**INSTRUCTIONS TO FOLLOW**
Reproduce the records below in their entirety, character for character.

**WORKING DATA**
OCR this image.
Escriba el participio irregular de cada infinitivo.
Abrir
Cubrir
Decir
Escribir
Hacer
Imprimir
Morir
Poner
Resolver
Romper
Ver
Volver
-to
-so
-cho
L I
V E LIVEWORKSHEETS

**FINAL ANSWER**
OCR this image.
Escriba el participio irregular de cada infinitivo.
Abrir
Cubrir
Decir
Escribir
Hacer
Imprimir
Morir
Poner
Resolver
Romper
Ver
Volver
-to
-so
-cho
L I
V E LIVEWORKSHEETS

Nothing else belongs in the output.